* _Excerpted records_:
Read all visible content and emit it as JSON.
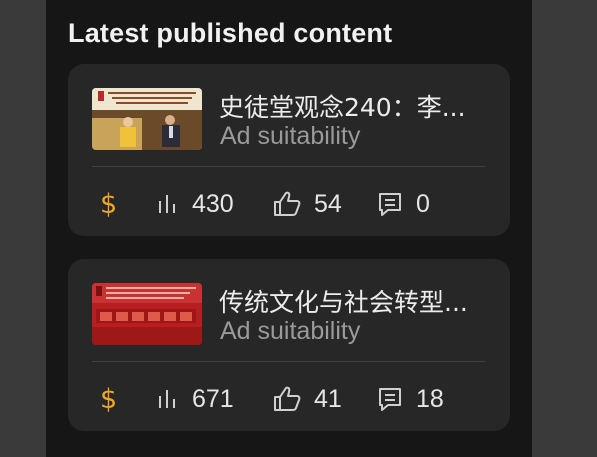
{
  "section": {
    "title": "Latest published content"
  },
  "cards": [
    {
      "title": "史徒堂观念240：李...",
      "subtitle": "Ad suitability",
      "monetization_symbol": "$",
      "views": "430",
      "likes": "54",
      "comments": "0",
      "thumbnail_icon": "video-thumbnail-lecture"
    },
    {
      "title": "传统文化与社会转型...",
      "subtitle": "Ad suitability",
      "monetization_symbol": "$",
      "views": "671",
      "likes": "41",
      "comments": "18",
      "thumbnail_icon": "video-thumbnail-red-banner"
    }
  ],
  "colors": {
    "background": "#161616",
    "card": "#272727",
    "accent_monetization": "#f0a52a",
    "text_primary": "#ececec",
    "text_secondary": "#9a9a9a"
  }
}
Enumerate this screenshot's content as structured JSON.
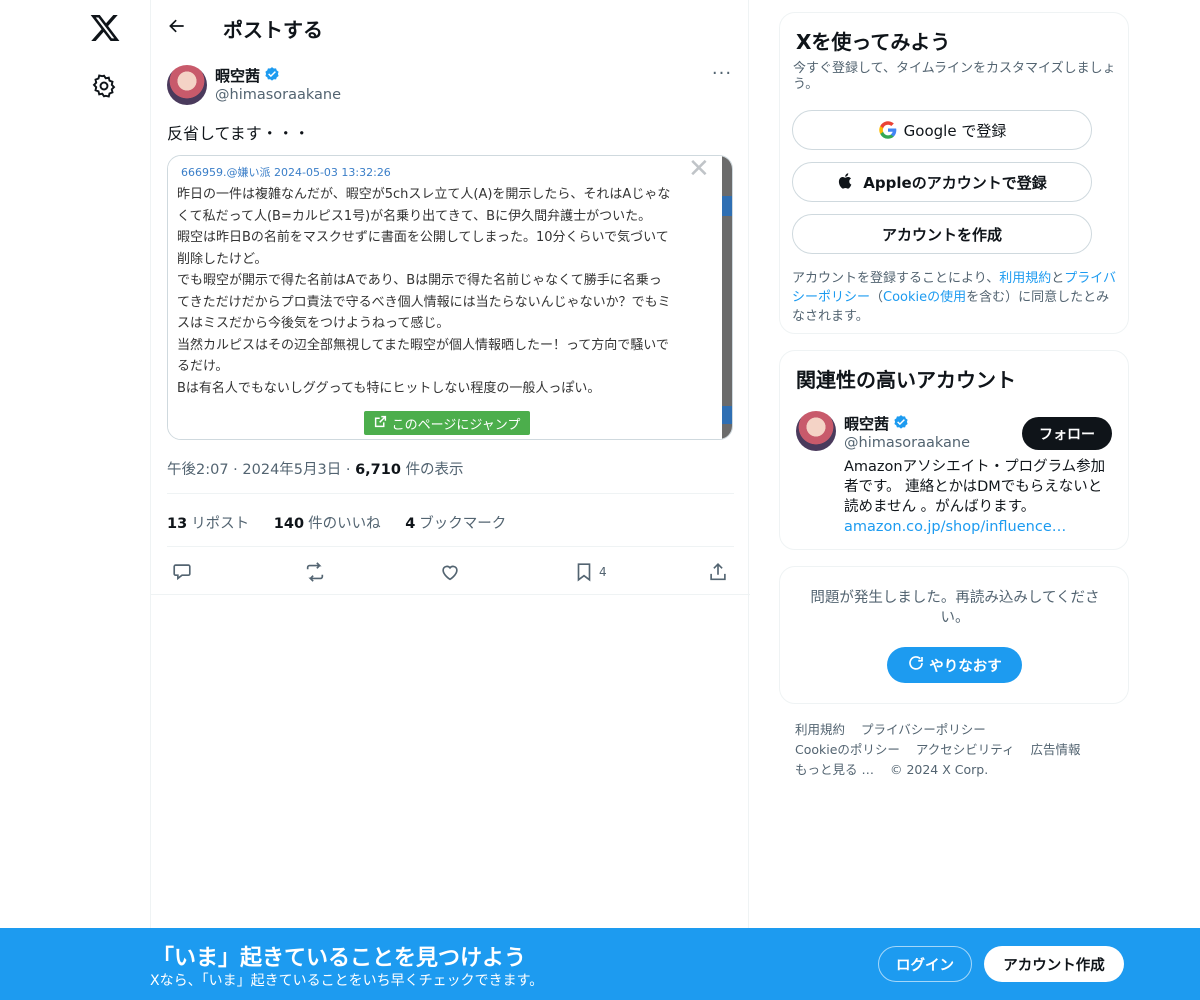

* _Exercise_:
Each line in the records above should be reproduced exactly; images are not copied.

* _Output of the exercise_:
Read all visible content and emit it as JSON.
{
  "section": {
    "title": "Latest published content"
  },
  "cards": [
    {
      "title": "史徒堂观念240：李...",
      "subtitle": "Ad suitability",
      "monetization_symbol": "$",
      "views": "430",
      "likes": "54",
      "comments": "0",
      "thumbnail_icon": "video-thumbnail-lecture"
    },
    {
      "title": "传统文化与社会转型...",
      "subtitle": "Ad suitability",
      "monetization_symbol": "$",
      "views": "671",
      "likes": "41",
      "comments": "18",
      "thumbnail_icon": "video-thumbnail-red-banner"
    }
  ],
  "colors": {
    "background": "#161616",
    "card": "#272727",
    "accent_monetization": "#f0a52a",
    "text_primary": "#ececec",
    "text_secondary": "#9a9a9a"
  }
}
Enumerate this screenshot's content as structured JSON.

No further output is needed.